* Exercise requirements *
Starting with the line that has "OCR this image." in it, repeat every line through the last one, word for word, and give nothing more.

* Given information *
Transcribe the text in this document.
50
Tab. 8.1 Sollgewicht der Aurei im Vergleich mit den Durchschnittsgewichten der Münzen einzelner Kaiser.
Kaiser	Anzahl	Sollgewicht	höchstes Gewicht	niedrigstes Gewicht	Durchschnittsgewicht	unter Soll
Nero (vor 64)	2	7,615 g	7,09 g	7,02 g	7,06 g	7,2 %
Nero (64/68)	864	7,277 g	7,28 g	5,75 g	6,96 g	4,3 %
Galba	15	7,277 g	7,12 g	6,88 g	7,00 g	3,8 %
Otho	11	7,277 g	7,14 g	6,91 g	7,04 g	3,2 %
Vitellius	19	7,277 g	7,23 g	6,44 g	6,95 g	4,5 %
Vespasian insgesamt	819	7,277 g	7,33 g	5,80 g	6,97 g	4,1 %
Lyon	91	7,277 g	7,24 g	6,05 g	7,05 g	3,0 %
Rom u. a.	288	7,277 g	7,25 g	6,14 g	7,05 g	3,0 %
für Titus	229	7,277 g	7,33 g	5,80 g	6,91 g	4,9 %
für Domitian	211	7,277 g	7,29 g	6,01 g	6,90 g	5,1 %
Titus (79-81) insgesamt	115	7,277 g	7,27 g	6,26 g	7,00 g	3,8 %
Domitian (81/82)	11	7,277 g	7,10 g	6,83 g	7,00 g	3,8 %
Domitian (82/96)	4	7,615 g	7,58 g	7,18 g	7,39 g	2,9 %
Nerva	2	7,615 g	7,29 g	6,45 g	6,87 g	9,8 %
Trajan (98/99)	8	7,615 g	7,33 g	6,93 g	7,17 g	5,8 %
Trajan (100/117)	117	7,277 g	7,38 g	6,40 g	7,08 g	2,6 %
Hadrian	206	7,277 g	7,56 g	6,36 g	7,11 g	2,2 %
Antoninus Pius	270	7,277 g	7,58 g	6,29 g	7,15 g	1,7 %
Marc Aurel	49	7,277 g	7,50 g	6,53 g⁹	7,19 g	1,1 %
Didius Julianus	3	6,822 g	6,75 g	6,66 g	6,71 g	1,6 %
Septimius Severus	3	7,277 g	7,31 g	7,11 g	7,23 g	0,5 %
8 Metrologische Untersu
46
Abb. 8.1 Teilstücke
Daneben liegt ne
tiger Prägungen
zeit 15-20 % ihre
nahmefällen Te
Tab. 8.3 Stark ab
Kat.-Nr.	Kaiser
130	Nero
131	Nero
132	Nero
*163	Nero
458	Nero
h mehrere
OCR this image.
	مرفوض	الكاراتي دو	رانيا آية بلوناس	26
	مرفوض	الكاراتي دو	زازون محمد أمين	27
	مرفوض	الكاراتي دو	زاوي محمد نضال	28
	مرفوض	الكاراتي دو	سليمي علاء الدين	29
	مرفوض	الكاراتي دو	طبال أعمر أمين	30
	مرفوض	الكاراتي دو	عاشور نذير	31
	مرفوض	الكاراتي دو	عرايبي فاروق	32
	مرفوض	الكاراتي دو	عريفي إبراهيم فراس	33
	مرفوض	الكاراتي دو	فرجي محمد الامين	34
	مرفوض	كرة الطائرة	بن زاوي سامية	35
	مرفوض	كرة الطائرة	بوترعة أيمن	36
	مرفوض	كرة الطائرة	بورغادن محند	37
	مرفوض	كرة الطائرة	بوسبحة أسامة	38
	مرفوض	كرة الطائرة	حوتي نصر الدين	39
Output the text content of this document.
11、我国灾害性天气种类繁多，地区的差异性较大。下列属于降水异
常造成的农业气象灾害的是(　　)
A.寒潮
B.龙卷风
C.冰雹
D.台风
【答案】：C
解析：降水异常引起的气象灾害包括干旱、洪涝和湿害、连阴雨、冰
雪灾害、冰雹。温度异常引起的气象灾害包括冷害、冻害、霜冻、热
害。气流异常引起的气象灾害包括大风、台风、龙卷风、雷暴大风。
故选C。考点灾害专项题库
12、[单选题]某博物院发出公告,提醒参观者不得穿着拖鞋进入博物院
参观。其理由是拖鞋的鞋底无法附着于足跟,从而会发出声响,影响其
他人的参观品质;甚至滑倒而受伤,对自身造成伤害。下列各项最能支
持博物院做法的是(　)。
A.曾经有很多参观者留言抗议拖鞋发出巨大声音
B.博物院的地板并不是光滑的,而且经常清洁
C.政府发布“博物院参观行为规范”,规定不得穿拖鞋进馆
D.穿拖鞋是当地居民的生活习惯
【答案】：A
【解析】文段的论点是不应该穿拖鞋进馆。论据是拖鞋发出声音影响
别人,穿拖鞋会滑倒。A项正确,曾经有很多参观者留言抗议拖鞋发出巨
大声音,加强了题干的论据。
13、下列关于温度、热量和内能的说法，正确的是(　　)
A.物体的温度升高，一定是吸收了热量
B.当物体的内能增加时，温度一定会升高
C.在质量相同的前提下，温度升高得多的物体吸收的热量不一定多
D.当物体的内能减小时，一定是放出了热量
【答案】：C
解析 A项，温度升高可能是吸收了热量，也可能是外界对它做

* Task answer *
OCR this image.
	مرفوض	الكاراتي دو	رانيا آية بلوناس	26
	مرفوض	الكاراتي دو	زازون محمد أمين	27
	مرفوض	الكاراتي دو	زاوي محمد نضال	28
	مرفوض	الكاراتي دو	سليمي علاء الدين	29
	مرفوض	الكاراتي دو	طبال أعمر أمين	30
	مرفوض	الكاراتي دو	عاشور نذير	31
	مرفوض	الكاراتي دو	عرايبي فاروق	32
	مرفوض	الكاراتي دو	عريفي إبراهيم فراس	33
	مرفوض	الكاراتي دو	فرجي محمد الامين	34
	مرفوض	كرة الطائرة	بن زاوي سامية	35
	مرفوض	كرة الطائرة	بوترعة أيمن	36
	مرفوض	كرة الطائرة	بورغادن محند	37
	مرفوض	كرة الطائرة	بوسبحة أسامة	38
	مرفوض	كرة الطائرة	حوتي نصر الدين	39
Output the text content of this document.
11、我国灾害性天气种类繁多，地区的差异性较大。下列属于降水异
常造成的农业气象灾害的是(　　)
A.寒潮
B.龙卷风
C.冰雹
D.台风
【答案】：C
解析：降水异常引起的气象灾害包括干旱、洪涝和湿害、连阴雨、冰
雪灾害、冰雹。温度异常引起的气象灾害包括冷害、冻害、霜冻、热
害。气流异常引起的气象灾害包括大风、台风、龙卷风、雷暴大风。
故选C。考点灾害专项题库
12、[单选题]某博物院发出公告,提醒参观者不得穿着拖鞋进入博物院
参观。其理由是拖鞋的鞋底无法附着于足跟,从而会发出声响,影响其
他人的参观品质;甚至滑倒而受伤,对自身造成伤害。下列各项最能支
持博物院做法的是(　)。
A.曾经有很多参观者留言抗议拖鞋发出巨大声音
B.博物院的地板并不是光滑的,而且经常清洁
C.政府发布“博物院参观行为规范”,规定不得穿拖鞋进馆
D.穿拖鞋是当地居民的生活习惯
【答案】：A
【解析】文段的论点是不应该穿拖鞋进馆。论据是拖鞋发出声音影响
别人,穿拖鞋会滑倒。A项正确,曾经有很多参观者留言抗议拖鞋发出巨
大声音,加强了题干的论据。
13、下列关于温度、热量和内能的说法，正确的是(　　)
A.物体的温度升高，一定是吸收了热量
B.当物体的内能增加时，温度一定会升高
C.在质量相同的前提下，温度升高得多的物体吸收的热量不一定多
D.当物体的内能减小时，一定是放出了热量
【答案】：C
解析 A项，温度升高可能是吸收了热量，也可能是外界对它做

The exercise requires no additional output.